_Goal_. Only the lines holding the string "page" are needed. Copy each one.

━━━━━━

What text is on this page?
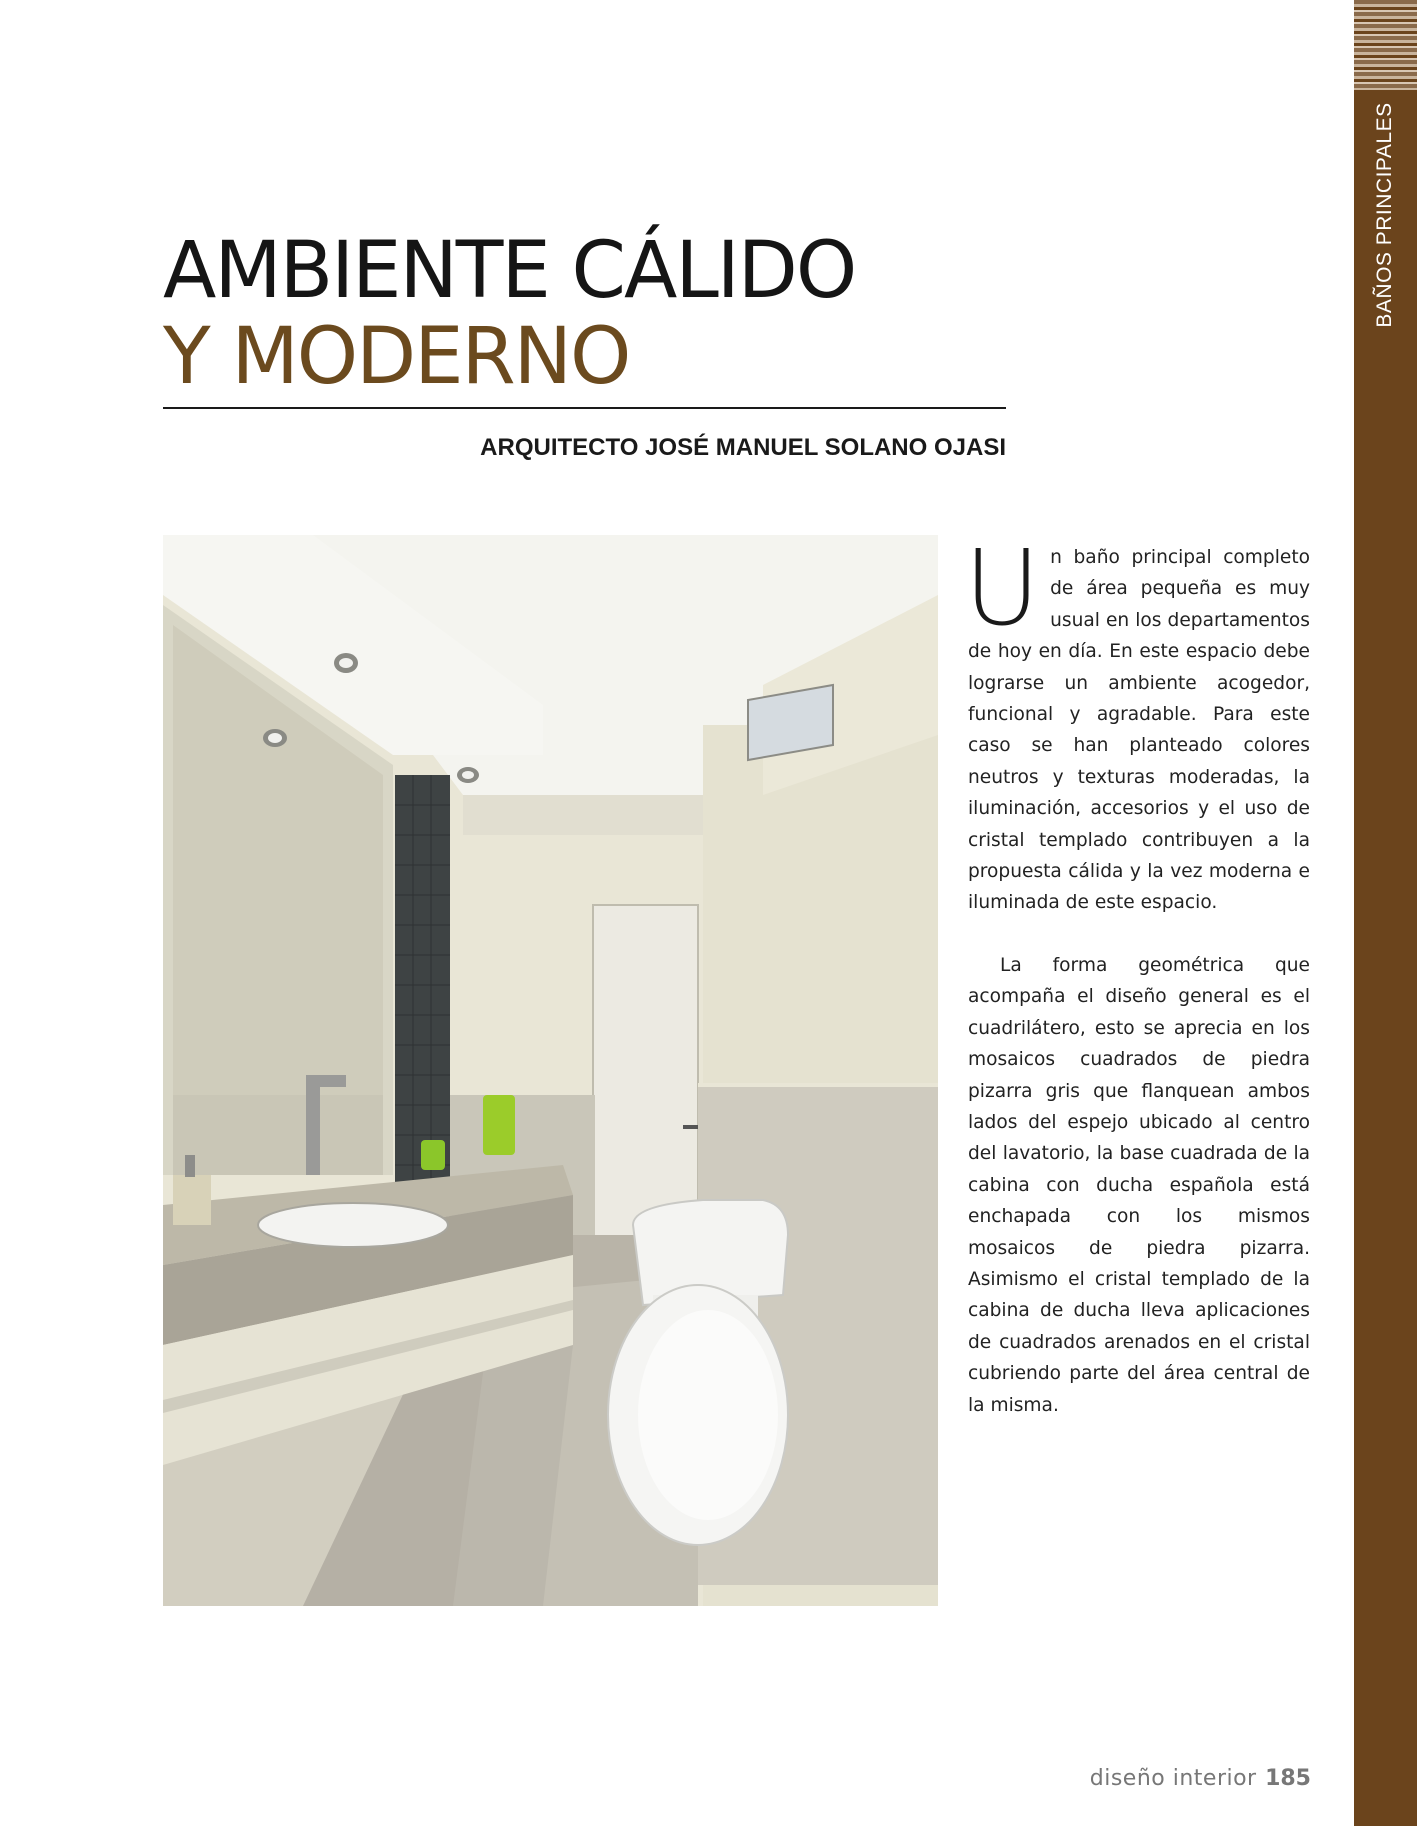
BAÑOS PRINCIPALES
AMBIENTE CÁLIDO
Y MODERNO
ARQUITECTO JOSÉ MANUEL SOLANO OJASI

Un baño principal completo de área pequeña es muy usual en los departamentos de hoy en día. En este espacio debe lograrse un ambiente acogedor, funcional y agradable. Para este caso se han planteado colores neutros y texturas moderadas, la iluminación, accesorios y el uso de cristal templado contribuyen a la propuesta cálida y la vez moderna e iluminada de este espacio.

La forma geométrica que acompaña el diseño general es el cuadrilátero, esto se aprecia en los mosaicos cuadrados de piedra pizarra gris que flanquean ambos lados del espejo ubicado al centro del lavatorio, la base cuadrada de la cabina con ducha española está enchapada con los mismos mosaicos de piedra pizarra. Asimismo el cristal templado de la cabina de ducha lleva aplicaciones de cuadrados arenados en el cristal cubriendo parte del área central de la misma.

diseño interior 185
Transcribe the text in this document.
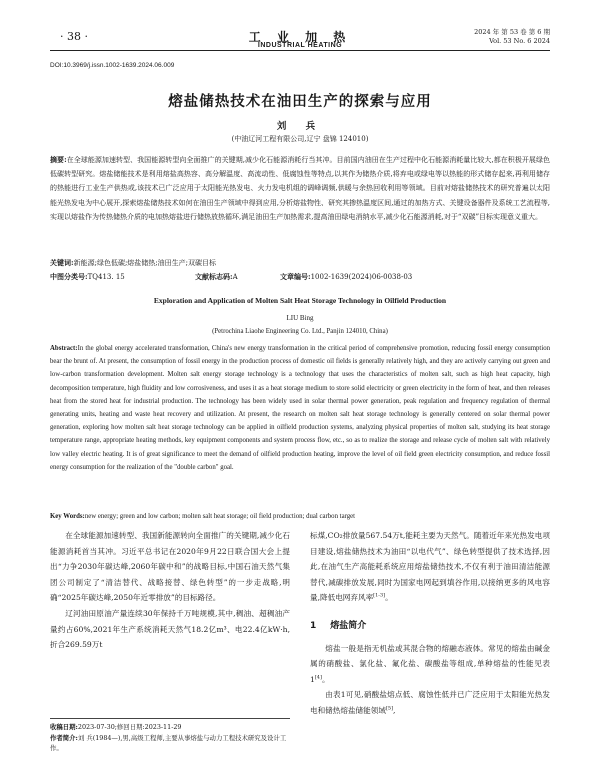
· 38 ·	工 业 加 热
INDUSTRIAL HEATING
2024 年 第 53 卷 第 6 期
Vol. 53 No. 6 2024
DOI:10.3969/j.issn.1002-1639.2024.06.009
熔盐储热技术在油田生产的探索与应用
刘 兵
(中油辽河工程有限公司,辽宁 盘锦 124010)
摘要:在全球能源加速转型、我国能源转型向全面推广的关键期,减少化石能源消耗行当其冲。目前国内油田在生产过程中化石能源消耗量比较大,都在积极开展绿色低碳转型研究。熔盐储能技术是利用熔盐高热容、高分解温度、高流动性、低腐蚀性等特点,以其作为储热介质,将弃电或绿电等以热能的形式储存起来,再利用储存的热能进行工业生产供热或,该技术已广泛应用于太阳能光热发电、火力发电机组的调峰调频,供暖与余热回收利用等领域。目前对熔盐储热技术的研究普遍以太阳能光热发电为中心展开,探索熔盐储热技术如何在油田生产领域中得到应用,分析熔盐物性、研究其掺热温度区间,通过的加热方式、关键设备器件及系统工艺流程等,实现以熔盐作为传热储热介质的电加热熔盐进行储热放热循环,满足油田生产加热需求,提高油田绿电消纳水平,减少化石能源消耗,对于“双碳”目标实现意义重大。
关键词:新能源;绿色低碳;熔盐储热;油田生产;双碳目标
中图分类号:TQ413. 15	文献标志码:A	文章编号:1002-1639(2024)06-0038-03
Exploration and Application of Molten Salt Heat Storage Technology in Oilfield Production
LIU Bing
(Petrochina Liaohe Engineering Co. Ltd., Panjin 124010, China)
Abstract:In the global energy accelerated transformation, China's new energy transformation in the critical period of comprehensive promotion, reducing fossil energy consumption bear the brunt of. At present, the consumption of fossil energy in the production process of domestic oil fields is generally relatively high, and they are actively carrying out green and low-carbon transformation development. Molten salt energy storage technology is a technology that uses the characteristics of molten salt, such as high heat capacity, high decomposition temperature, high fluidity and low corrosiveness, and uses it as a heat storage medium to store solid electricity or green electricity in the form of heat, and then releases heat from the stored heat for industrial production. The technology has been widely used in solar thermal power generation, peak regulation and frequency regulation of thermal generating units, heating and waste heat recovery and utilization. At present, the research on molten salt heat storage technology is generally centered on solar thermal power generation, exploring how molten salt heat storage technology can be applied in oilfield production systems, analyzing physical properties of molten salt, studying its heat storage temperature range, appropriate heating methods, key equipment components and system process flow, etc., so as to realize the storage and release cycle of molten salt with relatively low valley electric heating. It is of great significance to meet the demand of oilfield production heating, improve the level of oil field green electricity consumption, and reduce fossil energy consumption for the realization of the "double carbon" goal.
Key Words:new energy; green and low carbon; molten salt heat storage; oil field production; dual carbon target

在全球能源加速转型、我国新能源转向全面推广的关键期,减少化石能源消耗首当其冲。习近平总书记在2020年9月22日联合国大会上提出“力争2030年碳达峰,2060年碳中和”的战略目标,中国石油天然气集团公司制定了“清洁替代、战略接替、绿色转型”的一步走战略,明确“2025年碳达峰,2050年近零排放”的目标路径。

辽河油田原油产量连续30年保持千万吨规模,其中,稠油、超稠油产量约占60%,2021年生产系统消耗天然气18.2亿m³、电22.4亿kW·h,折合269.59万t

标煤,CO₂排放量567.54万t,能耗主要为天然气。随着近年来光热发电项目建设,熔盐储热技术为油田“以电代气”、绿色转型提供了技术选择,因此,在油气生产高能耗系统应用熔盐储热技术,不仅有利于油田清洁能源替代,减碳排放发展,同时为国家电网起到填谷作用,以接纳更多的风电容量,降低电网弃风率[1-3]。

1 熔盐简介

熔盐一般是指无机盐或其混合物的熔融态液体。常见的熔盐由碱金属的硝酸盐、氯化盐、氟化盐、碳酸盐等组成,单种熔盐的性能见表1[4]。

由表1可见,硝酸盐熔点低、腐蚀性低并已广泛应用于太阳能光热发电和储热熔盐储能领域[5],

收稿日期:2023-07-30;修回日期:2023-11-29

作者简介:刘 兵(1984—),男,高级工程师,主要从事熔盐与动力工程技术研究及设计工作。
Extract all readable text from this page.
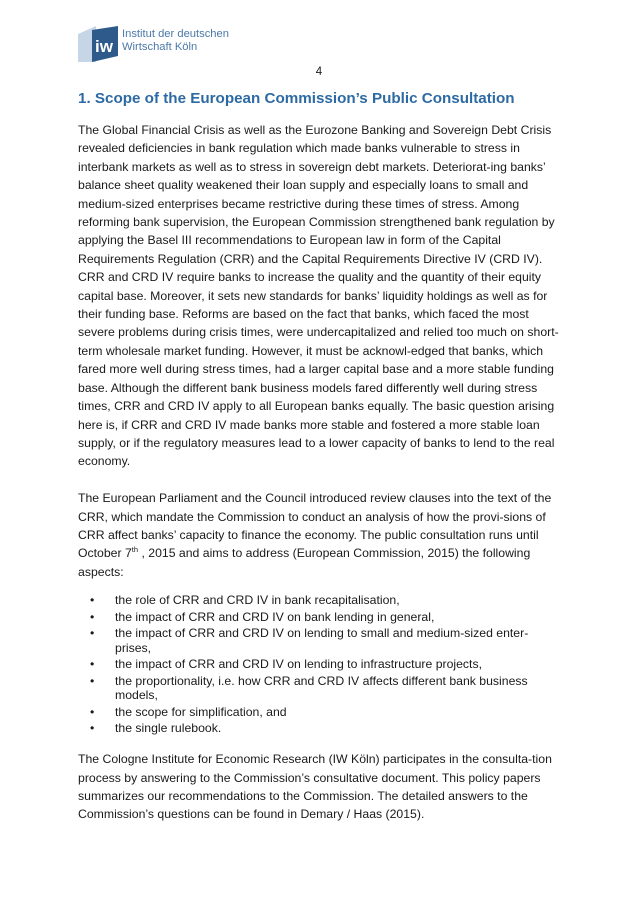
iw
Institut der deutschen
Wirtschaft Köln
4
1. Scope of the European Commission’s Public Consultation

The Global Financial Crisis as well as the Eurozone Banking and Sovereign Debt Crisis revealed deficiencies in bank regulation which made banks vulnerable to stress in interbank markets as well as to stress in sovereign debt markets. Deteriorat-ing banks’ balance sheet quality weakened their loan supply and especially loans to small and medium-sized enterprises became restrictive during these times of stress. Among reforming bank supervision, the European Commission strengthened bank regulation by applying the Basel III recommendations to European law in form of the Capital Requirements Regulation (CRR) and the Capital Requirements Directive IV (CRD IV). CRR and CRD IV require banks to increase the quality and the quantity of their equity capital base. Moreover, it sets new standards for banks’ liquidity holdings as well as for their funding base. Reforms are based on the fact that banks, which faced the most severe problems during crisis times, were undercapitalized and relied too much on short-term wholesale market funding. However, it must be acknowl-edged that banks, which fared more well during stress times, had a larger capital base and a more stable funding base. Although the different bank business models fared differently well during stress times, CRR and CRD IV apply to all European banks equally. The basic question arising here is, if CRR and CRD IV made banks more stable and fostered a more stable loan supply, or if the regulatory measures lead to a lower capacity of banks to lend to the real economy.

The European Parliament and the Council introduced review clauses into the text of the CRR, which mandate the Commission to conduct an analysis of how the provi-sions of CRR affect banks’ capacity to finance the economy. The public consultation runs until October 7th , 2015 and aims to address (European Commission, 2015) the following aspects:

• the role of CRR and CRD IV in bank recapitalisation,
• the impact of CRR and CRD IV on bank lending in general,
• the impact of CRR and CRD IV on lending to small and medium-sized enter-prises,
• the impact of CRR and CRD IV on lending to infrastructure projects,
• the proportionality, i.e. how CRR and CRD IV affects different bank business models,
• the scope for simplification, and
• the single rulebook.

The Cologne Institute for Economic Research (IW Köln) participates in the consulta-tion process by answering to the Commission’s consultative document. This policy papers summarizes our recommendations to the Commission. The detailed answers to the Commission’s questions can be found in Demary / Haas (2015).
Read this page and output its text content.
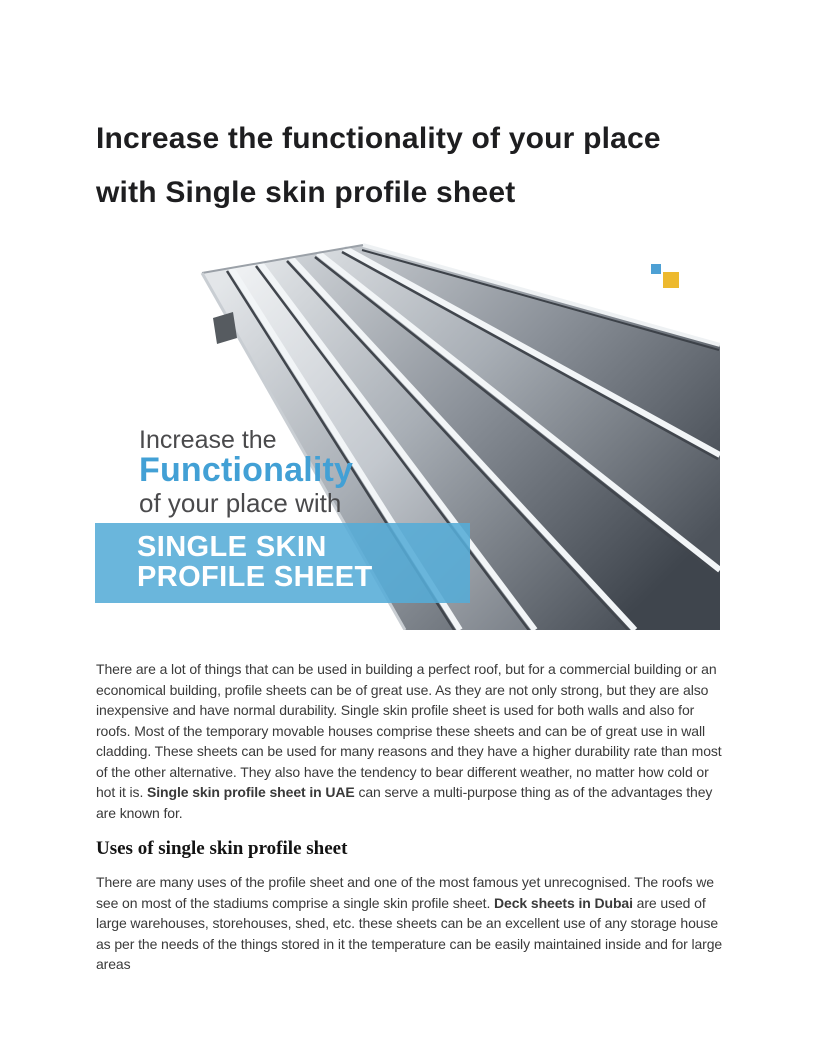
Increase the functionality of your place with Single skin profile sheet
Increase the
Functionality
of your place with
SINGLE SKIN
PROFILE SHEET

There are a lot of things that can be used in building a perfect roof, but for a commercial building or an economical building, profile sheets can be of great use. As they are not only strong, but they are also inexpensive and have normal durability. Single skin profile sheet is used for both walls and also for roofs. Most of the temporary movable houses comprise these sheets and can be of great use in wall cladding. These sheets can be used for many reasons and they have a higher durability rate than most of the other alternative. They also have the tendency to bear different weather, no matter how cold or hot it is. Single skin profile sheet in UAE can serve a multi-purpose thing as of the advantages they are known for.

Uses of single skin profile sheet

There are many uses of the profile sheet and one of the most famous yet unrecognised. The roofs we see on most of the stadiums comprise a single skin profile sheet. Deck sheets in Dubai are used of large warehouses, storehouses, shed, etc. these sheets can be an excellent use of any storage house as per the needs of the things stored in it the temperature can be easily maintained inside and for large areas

━━━━━━

_Full output_.
What text is on this page?
Extract all readable text from this page.
Read this page and output its text content.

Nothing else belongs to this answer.